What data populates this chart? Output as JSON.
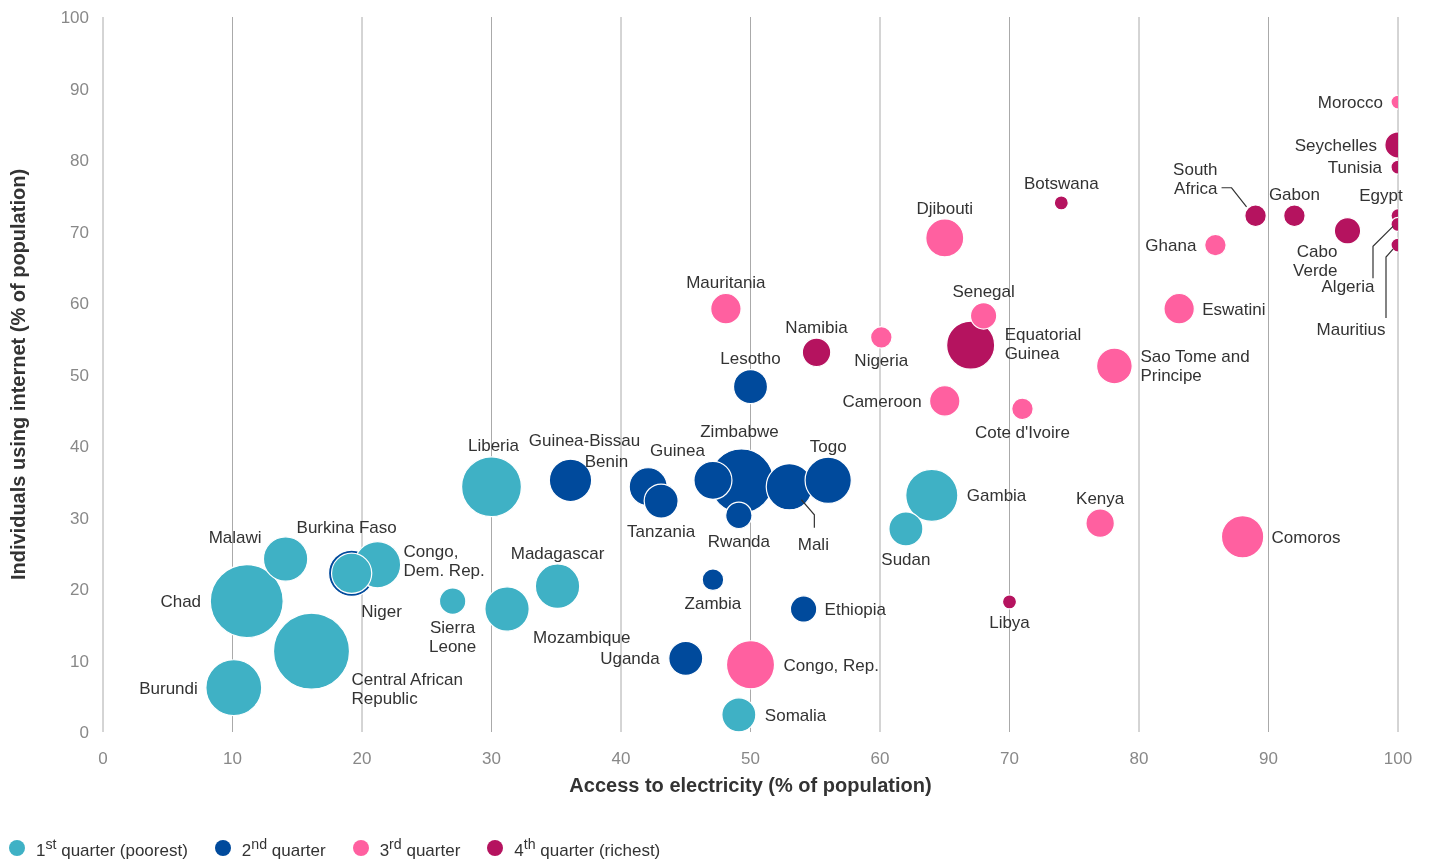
{
  "chart_data": {
    "type": "bubble",
    "xlabel": "Access to electricity (% of population)",
    "ylabel": "Individuals using internet (% of population)",
    "xlim": [
      0,
      100
    ],
    "xticks": [
      0,
      10,
      20,
      30,
      40,
      50,
      60,
      70,
      80,
      90,
      100
    ],
    "ylim": [
      0,
      100
    ],
    "yticks": [
      0,
      10,
      20,
      30,
      40,
      50,
      60,
      70,
      80,
      90,
      100
    ],
    "grid": "x",
    "legend": "bottom left",
    "series": [
      {
        "name": "1$^{st}$ quarter (poorest)",
        "color": "#3fb1c5",
        "x": [
          11.1,
          16.1,
          10.1,
          14.1,
          21.2,
          19.2,
          30.0,
          27.0,
          31.2,
          35.1,
          64.0,
          62.0,
          49.1
        ],
        "values": [
          18.3,
          11.3,
          6.2,
          24.2,
          23.4,
          22.2,
          34.3,
          18.3,
          17.2,
          20.4,
          33.1,
          28.4,
          2.4
        ],
        "sizes": [
          0.92,
          1,
          0.54,
          0.34,
          0.37,
          0.28,
          0.62,
          0.12,
          0.34,
          0.34,
          0.47,
          0.2,
          0.2
        ]
      },
      {
        "name": "2$^{nd}$ quarter",
        "color": "#004a9c",
        "x": [
          19.2,
          49.3,
          36.1,
          42.1,
          43.1,
          47.1,
          49.1,
          53.0,
          56.0,
          50.0,
          47.1,
          54.1,
          45.0
        ],
        "values": [
          22.2,
          35.1,
          35.2,
          34.3,
          32.3,
          35.2,
          30.3,
          34.3,
          35.2,
          48.3,
          21.3,
          17.2,
          10.3
        ],
        "sizes": [
          0.37,
          0.71,
          0.31,
          0.25,
          0.2,
          0.25,
          0.12,
          0.37,
          0.37,
          0.2,
          0.08,
          0.12,
          0.2
        ]
      },
      {
        "name": "3$^{rd}$ quarter",
        "color": "#ff60a0",
        "x": [
          100,
          65.0,
          48.1,
          68.0,
          60.1,
          65.0,
          71.0,
          85.9,
          83.1,
          78.1,
          77.0,
          88.0,
          50.0
        ],
        "values": [
          88.1,
          69.1,
          59.2,
          58.2,
          55.2,
          46.3,
          45.2,
          68.1,
          59.2,
          51.2,
          29.2,
          27.3,
          9.4
        ],
        "sizes": [
          0.034,
          0.25,
          0.16,
          0.12,
          0.08,
          0.16,
          0.08,
          0.08,
          0.16,
          0.22,
          0.14,
          0.31,
          0.4
        ]
      },
      {
        "name": "4$^{th}$ quarter (richest)",
        "color": "#b5135f",
        "x": [
          74.0,
          55.1,
          67.0,
          70.0,
          100,
          100,
          89.0,
          92.0,
          96.1,
          100,
          100,
          100
        ],
        "values": [
          74.0,
          53.1,
          54.1,
          18.2,
          82.1,
          79.0,
          72.2,
          72.2,
          70.1,
          72.2,
          71.0,
          68.1
        ],
        "sizes": [
          0.034,
          0.14,
          0.4,
          0.034,
          0.12,
          0.034,
          0.08,
          0.08,
          0.12,
          0.034,
          0.034,
          0.034
        ]
      }
    ],
    "annotations": [
      {
        "text": "Chad",
        "x": 11.1,
        "y": 18.3
      },
      {
        "text": "Central African Republic",
        "x": 16.1,
        "y": 11.3
      },
      {
        "text": "Burundi",
        "x": 10.1,
        "y": 6.2
      },
      {
        "text": "Malawi",
        "x": 14.1,
        "y": 24.2
      },
      {
        "text": "Congo, Dem. Rep.",
        "x": 21.2,
        "y": 23.4
      },
      {
        "text": "Niger",
        "x": 19.2,
        "y": 22.2
      },
      {
        "text": "Liberia",
        "x": 30.0,
        "y": 34.3
      },
      {
        "text": "Sierra Leone",
        "x": 27.0,
        "y": 18.3
      },
      {
        "text": "Mozambique",
        "x": 31.2,
        "y": 17.2
      },
      {
        "text": "Madagascar",
        "x": 35.1,
        "y": 20.4
      },
      {
        "text": "Gambia",
        "x": 64.0,
        "y": 33.1
      },
      {
        "text": "Sudan",
        "x": 62.0,
        "y": 28.4
      },
      {
        "text": "Somalia",
        "x": 49.1,
        "y": 2.4
      },
      {
        "text": "Burkina Faso",
        "x": 19.2,
        "y": 22.2
      },
      {
        "text": "Zimbabwe",
        "x": 49.3,
        "y": 35.1
      },
      {
        "text": "Guinea-Bissau",
        "x": 36.1,
        "y": 35.2
      },
      {
        "text": "Benin",
        "x": 42.1,
        "y": 34.3
      },
      {
        "text": "Tanzania",
        "x": 43.1,
        "y": 32.3
      },
      {
        "text": "Guinea",
        "x": 47.1,
        "y": 35.2
      },
      {
        "text": "Rwanda",
        "x": 49.1,
        "y": 30.3
      },
      {
        "text": "Mali",
        "x": 53.0,
        "y": 34.3
      },
      {
        "text": "Togo",
        "x": 56.0,
        "y": 35.2
      },
      {
        "text": "Lesotho",
        "x": 50.0,
        "y": 48.3
      },
      {
        "text": "Zambia",
        "x": 47.1,
        "y": 21.3
      },
      {
        "text": "Ethiopia",
        "x": 54.1,
        "y": 17.2
      },
      {
        "text": "Uganda",
        "x": 45.0,
        "y": 10.3
      },
      {
        "text": "Morocco",
        "x": 100,
        "y": 88.1
      },
      {
        "text": "Djibouti",
        "x": 65.0,
        "y": 69.1
      },
      {
        "text": "Mauritania",
        "x": 48.1,
        "y": 59.2
      },
      {
        "text": "Senegal",
        "x": 68.0,
        "y": 58.2
      },
      {
        "text": "Nigeria",
        "x": 60.1,
        "y": 55.2
      },
      {
        "text": "Cameroon",
        "x": 65.0,
        "y": 46.3
      },
      {
        "text": "Cote d'Ivoire",
        "x": 71.0,
        "y": 45.2
      },
      {
        "text": "Ghana",
        "x": 85.9,
        "y": 68.1
      },
      {
        "text": "Eswatini",
        "x": 83.1,
        "y": 59.2
      },
      {
        "text": "Sao Tome and Principe",
        "x": 78.1,
        "y": 51.2
      },
      {
        "text": "Kenya",
        "x": 77.0,
        "y": 29.2
      },
      {
        "text": "Comoros",
        "x": 88.0,
        "y": 27.3
      },
      {
        "text": "Congo, Rep.",
        "x": 50.0,
        "y": 9.4
      },
      {
        "text": "Botswana",
        "x": 74.0,
        "y": 74.0
      },
      {
        "text": "Namibia",
        "x": 55.1,
        "y": 53.1
      },
      {
        "text": "Equatorial Guinea",
        "x": 67.0,
        "y": 54.1
      },
      {
        "text": "Libya",
        "x": 70.0,
        "y": 18.2
      },
      {
        "text": "Seychelles",
        "x": 100,
        "y": 82.1
      },
      {
        "text": "Tunisia",
        "x": 100,
        "y": 79.0
      },
      {
        "text": "South Africa",
        "x": 89.0,
        "y": 72.2
      },
      {
        "text": "Gabon",
        "x": 92.0,
        "y": 72.2
      },
      {
        "text": "Cabo Verde",
        "x": 96.1,
        "y": 70.1
      },
      {
        "text": "Egypt",
        "x": 100,
        "y": 72.2
      },
      {
        "text": "Algeria",
        "x": 100,
        "y": 71.0
      },
      {
        "text": "Mauritius",
        "x": 100,
        "y": 68.1
      }
    ]
  }
}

• Task directions
Say how many lines above hold the word "quarter", giving only the count.

• Complete output
4